### GIVEN ENTRIES ###

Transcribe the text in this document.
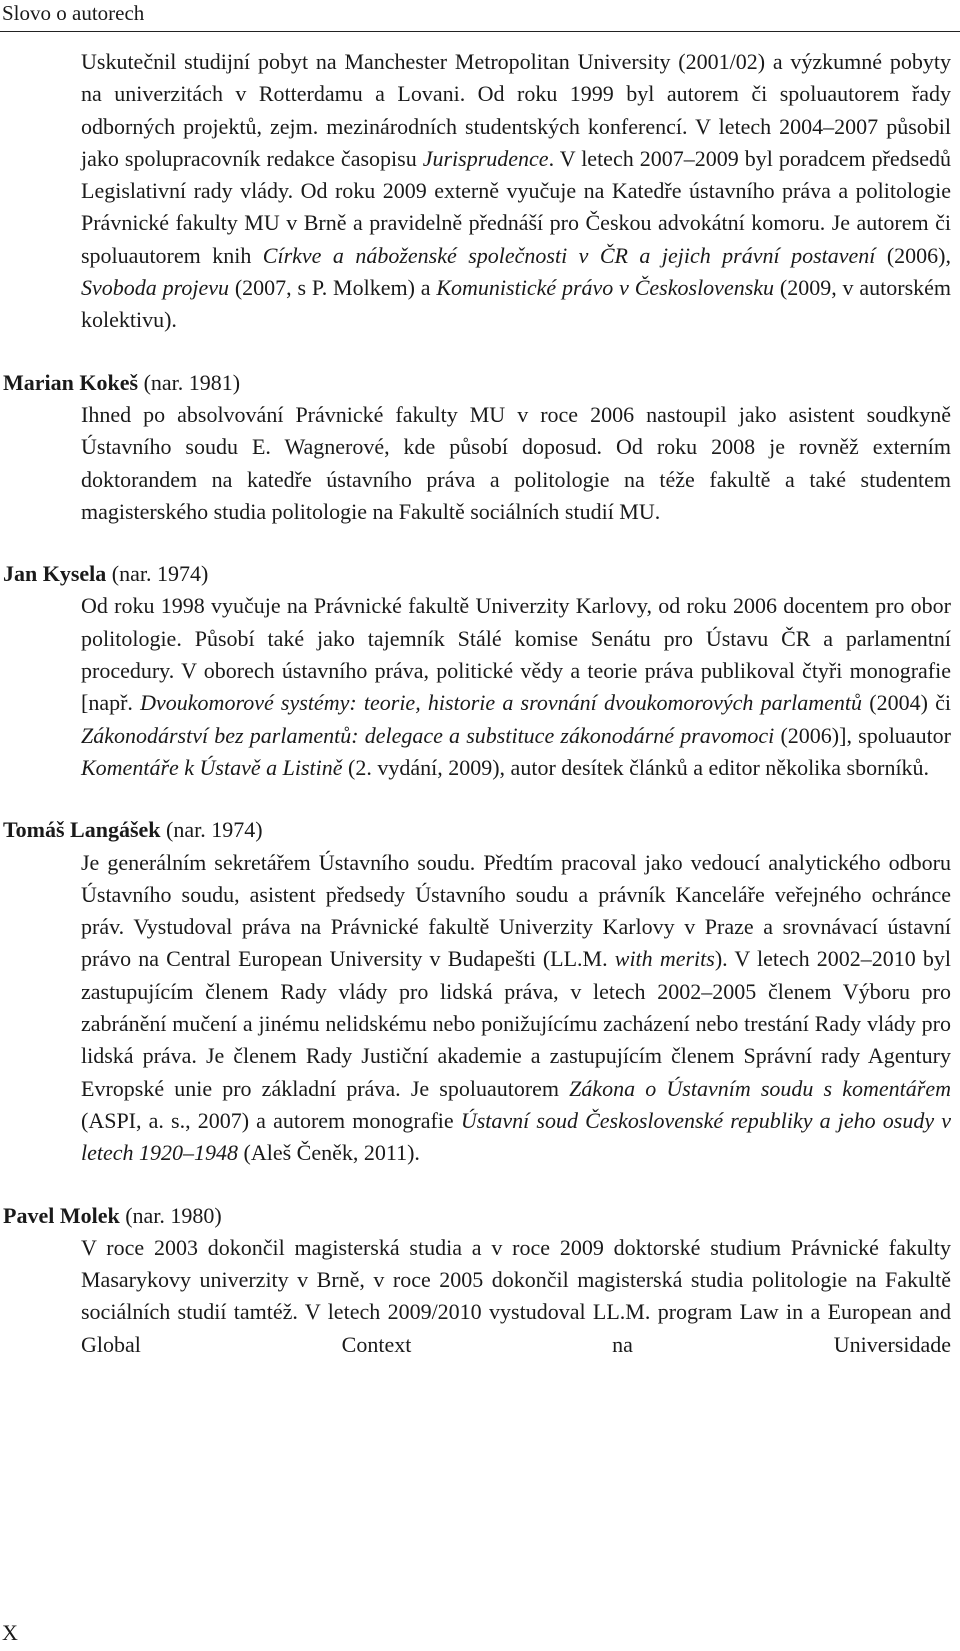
Slovo o autorech

Uskutečnil studijní pobyt na Manchester Metropolitan University (2001/02) a výzkumné pobyty na univerzitách v Rotterdamu a Lovani. Od roku 1999 byl autorem či spoluautorem řady odborných projektů, zejm. mezinárodních studentských konferencí. V letech 2004–2007 působil jako spolupracovník redakce časopisu Jurisprudence. V letech 2007–2009 byl poradcem předsedů Legislativní rady vlády. Od roku 2009 externě vyučuje na Katedře ústavního práva a politologie Právnické fakulty MU v Brně a pravidelně přednáší pro Českou advokátní komoru. Je autorem či spoluautorem knih Církve a náboženské společnosti v ČR a jejich právní postavení (2006), Svoboda projevu (2007, s P. Molkem) a Komunistické právo v Československu (2009, v autorském kolektivu).

Marian Kokeš (nar. 1981)

Ihned po absolvování Právnické fakulty MU v roce 2006 nastoupil jako asistent soudkyně Ústavního soudu E. Wagnerové, kde působí doposud. Od roku 2008 je rovněž externím doktorandem na katedře ústavního práva a politologie na téže fakultě a také studentem magisterského studia politologie na Fakultě sociálních studií MU.

Jan Kysela (nar. 1974)

Od roku 1998 vyučuje na Právnické fakultě Univerzity Karlovy, od roku 2006 docentem pro obor politologie. Působí také jako tajemník Stálé komise Senátu pro Ústavu ČR a parlamentní procedury. V oborech ústavního práva, politické vědy a teorie práva publikoval čtyři monografie [např. Dvoukomorové systémy: teorie, historie a srovnání dvoukomorových parlamentů (2004) či Zákonodárství bez parlamentů: delegace a substituce zákonodárné pravomoci (2006)], spoluautor Komentáře k Ústavě a Listině (2. vydání, 2009), autor desítek článků a editor několika sborníků.

Tomáš Langášek (nar. 1974)

Je generálním sekretářem Ústavního soudu. Předtím pracoval jako vedoucí analytického odboru Ústavního soudu, asistent předsedy Ústavního soudu a právník Kanceláře veřejného ochránce práv. Vystudoval práva na Právnické fakultě Univerzity Karlovy v Praze a srovnávací ústavní právo na Central European University v Budapešti (LL.M. with merits). V letech 2002–2010 byl zastupujícím členem Rady vlády pro lidská práva, v letech 2002–2005 členem Výboru pro zabránění mučení a jinému nelidskému nebo ponižujícímu zacházení nebo trestání Rady vlády pro lidská práva. Je členem Rady Justiční akademie a zastupujícím členem Správní rady Agentury Evropské unie pro základní práva. Je spoluautorem Zákona o Ústavním soudu s komentářem (ASPI, a. s., 2007) a autorem monografie Ústavní soud Československé republiky a jeho osudy v letech 1920–1948 (Aleš Čeněk, 2011).

Pavel Molek (nar. 1980)

V roce 2003 dokončil magisterská studia a v roce 2009 doktorské studium Právnické fakulty Masarykovy univerzity v Brně, v roce 2005 dokončil magisterská studia politologie na Fakultě sociálních studií tamtéž. V letech 2009/2010 vystudoval LL.M. program Law in a European and Global Context na Universidade

X
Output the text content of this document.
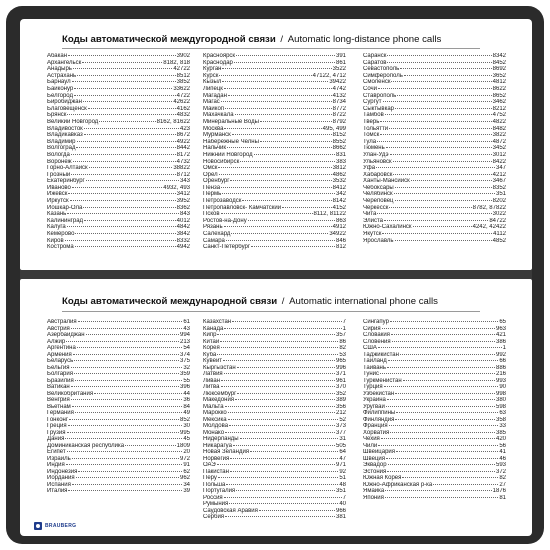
Коды автоматической междугородной связи / Automatic long-distance phone calls
Абакан	3902
Архангельск	8182, 818
Анадырь	42722
Астрахань	8512
Барнаул	3852
Байконур	33622
Белгород	4722
Биробиджан	42622
Благовещенск	4162
Брянск	4832
Великий Новгород	8162, 81622
Владивосток	423
Владикавказ	8672
Владимир	4922
Волгоград	8442
Вологда	8172
Воронеж	4732
Горно-Алтайск	38822
Грозный	8712
Екатеринбург	343
Иваново	4932, 493
Ижевск	3412
Иркутск	3952
Йошкар-Ола	8362
Казань	843
Калининград	4012
Калуга	4842
Кемерово	3842
Киров	8332
Кострома	4942
Красноярск	391
Краснодар	861
Курган	3522
Курск	47122, 4712
Кызыл	39422
Липецк	4742
Магадан	4132
Магас	8734
Майкоп	8772
Махачкала	8722
Минеральные Воды	8792
Москва	495, 499
Мурманск	8152
Набережные Челны	8552
Нальчик	8662
Нижний Новгород	831
Новосибирск	383
Омск	3812
Орел	4862
Оренбург	3532
Пенза	8412
Пермь	342
Петрозаводск	8142
Петропавловск- Камчатский	4152
Псков	8112, 81122
Ростов-на-Дону	863
Рязань	4912
Салехард	34922
Самара	846
Санкт-Петербург	812
Саранск	8342
Саратов	8452
Севастополь	8692
Симферополь	3652
Смоленск	4812
Сочи	8622
Ставрополь	8652
Сургут	3462
Сыктывкар	8212
Тамбов	4752
Тверь	4822
Тольятти	8482
Томск	3822
Тула	4872
Тюмень	3452
Улан-Удэ	3012
Ульяновск	8422
Уфа	347
Хабаровск	4212
Ханты-Мансийск	3467
Чебоксары	8352
Челябинск	351
Череповец	8202
Черкесск	8782, 87822
Чита	3022
Элиста	84722
Южно-Сахалинск	4242, 42422
Якутск	4112
Ярославль	4852
Коды автоматической международной связи / Automatic international phone calls
Австралия	61
Австрия	43
Азербайджан	994
Алжир	213
Аргентина	54
Армения	374
Беларусь	375
Бельгия	32
Болгария	359
Бразилия	55
Ватикан	396
Великобритания	44
Венгрия	36
Вьетнам	84
Германия	49
Гонконг	852
Греция	30
Грузия	995
Дания	45
Доминиканская республика	1809
Египет	20
Израиль	972
Индия	91
Индонезия	62
Иордания	962
Испания	34
Италия	39
Казахстан	7
Канада	1
Кипр	357
Китай	86
Корея	82
Куба	53
Кувейт	965
Кыргызстан	996
Латвия	371
Ливан	961
Литва	370
Люксембург	352
Македония	389
Мальта	356
Марокко	212
Мексика	52
Молдова	373
Монако	377
Нидерланды	31
Никарагуа	505
Новая Зеландия	64
Норвегия	47
ОАЭ	971
Пакистан	92
Перу	51
Польша	48
Португалия	351
Россия	7
Румыния	40
Саудовская Аравия	966
Сербия	381
Сингапур	65
Сирия	963
Словакия	421
Словения	386
США	1
Таджикистан	992
Таиланд	66
Тайвань	886
Тунис	216
Туркменистан	993
Турция	90
Узбекистан	998
Украина	380
Уругвай	598
Филиппины	63
Финляндия	358
Франция	33
Хорватия	385
Чехия	420
Чили	56
Швейцария	41
Швеция	46
Эквадор	593
Эстония	372
Южная Корея	82
Южно-Африканская р-ка	27
Ямайка	1876
Япония	81
BRAUBERG
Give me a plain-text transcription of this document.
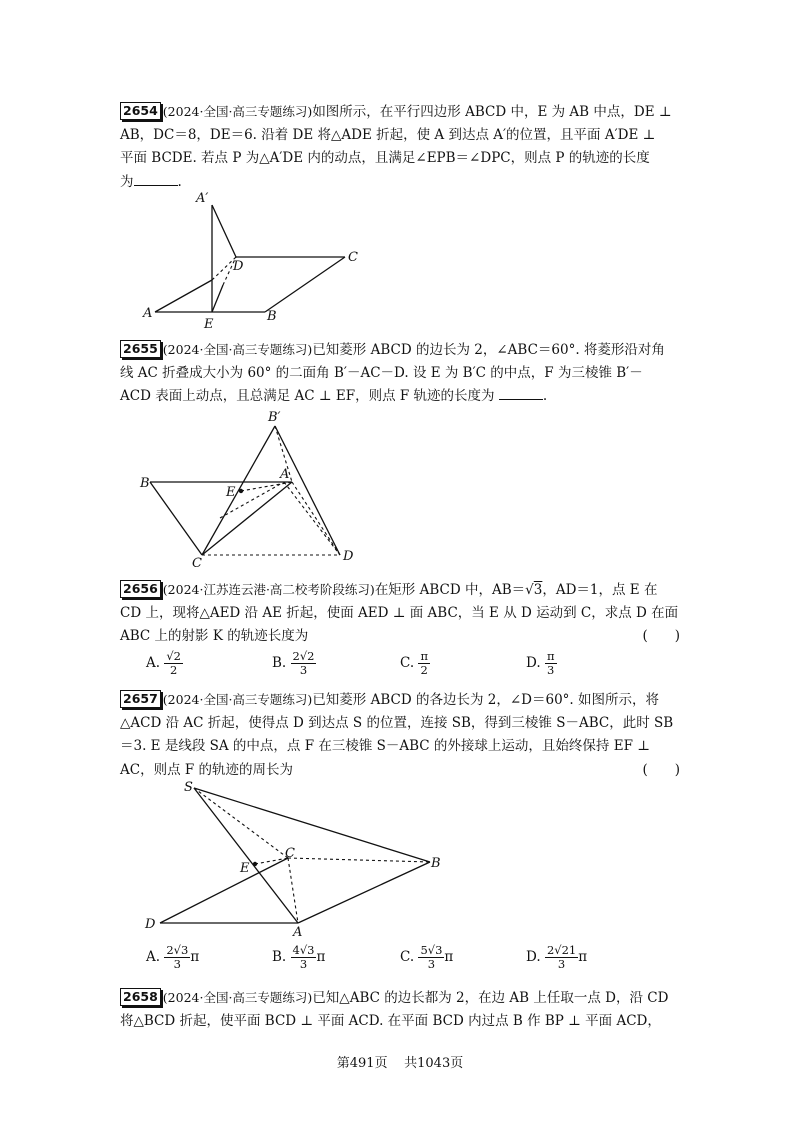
2654 (2024·全国·高三专题练习)如图所示，在平行四边形 ABCD 中，E 为 AB 中点，DE ⊥
AB，DC＝8，DE＝6. 沿着 DE 将△ADE 折起，使 A 到达点 A′的位置，且平面 A′DE ⊥
平面 BCDE. 若点 P 为△A′DE 内的动点，且满足∠EPB＝∠DPC，则点 P 的轨迹的长度
为	.
A′
D
C
A
E
B
2655 (2024·全国·高三专题练习)已知菱形 ABCD 的边长为 2，∠ABC＝60°. 将菱形沿对角
线 AC 折叠成大小为 60° 的二面角 B′－AC－D. 设 E 为 B′C 的中点，F 为三棱锥 B′－
ACD 表面上动点，且总满足 AC ⊥ EF，则点 F 轨迹的长度为	.
B′
A
B
E
C	D
2656 (2024·江苏连云港·高二校考阶段练习)在矩形 ABCD 中，AB＝√3，AD＝1，点 E 在
CD 上，现将△AED 沿 AE 折起，使面 AED ⊥ 面 ABC，当 E 从 D 运动到 C，求点 D 在面
ABC 上的射影 K 的轨迹长度为	(　　)
A. $\frac{√2}{2}$	B. $\frac{2√2}{3}$	C. $\frac{\pi}{2}$	D. $\frac{\pi}{3}$
2657 (2024·全国·高三专题练习)已知菱形 ABCD 的各边长为 2，∠D＝60°. 如图所示，将
△ACD 沿 AC 折起，使得点 D 到达点 S 的位置，连接 SB，得到三棱锥 S－ABC，此时 SB
＝3. E 是线段 SA 的中点，点 F 在三棱锥 S－ABC 的外接球上运动，且始终保持 EF ⊥
AC，则点 F 的轨迹的周长为	(　　)
S
C
B
E
D
A
A. $\frac{2√3}{3}$ π	B. $\frac{4√3}{3}$ π	C. $\frac{5√3}{3}$ π	D. $\frac{2√21}{3}$ π
2658 (2024·全国·高三专题练习)已知△ABC 的边长都为 2，在边 AB 上任取一点 D，沿 CD
将△BCD 折起，使平面 BCD ⊥ 平面 ACD. 在平面 BCD 内过点 B 作 BP ⊥ 平面 ACD，
第491页 共1043页
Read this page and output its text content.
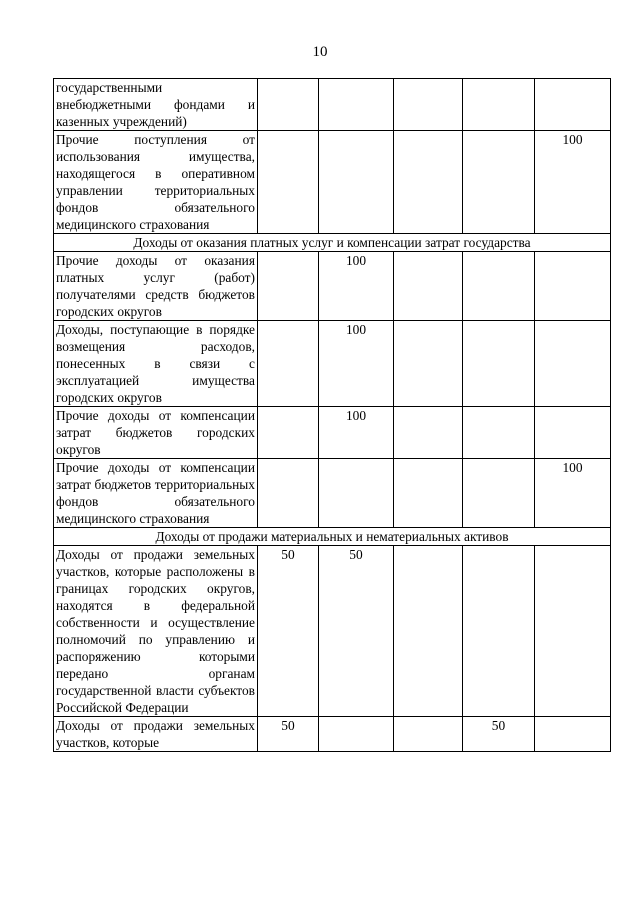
10
государственными внебюджетными фондами и казенных учреждений)					
Прочие поступления от использования имущества, находящегося в оперативном управлении территориальных фондов обязательного медицинского страхования					100
Доходы от оказания платных услуг и компенсации затрат государства					
Прочие доходы от оказания платных услуг (работ) получателями средств бюджетов городских округов		100			
Доходы, поступающие в порядке возмещения расходов, понесенных в связи с эксплуатацией имущества городских округов		100			
Прочие доходы от компенсации затрат бюджетов городских округов		100			
Прочие доходы от компенсации затрат бюджетов территориальных фондов обязательного медицинского страхования					100
Доходы от продажи материальных и нематериальных активов					
Доходы от продажи земельных участков, которые расположены в границах городских округов, находятся в федеральной собственности и осуществление полномочий по управлению и распоряжению которыми передано органам государственной власти субъектов Российской Федерации	50	50			
Доходы от продажи земельных участков, которые	50			50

###

YOUR TASK: Check every line in the material above for the string "обязательного", then give only the number of lines that have it.

FINISHED TASK: 2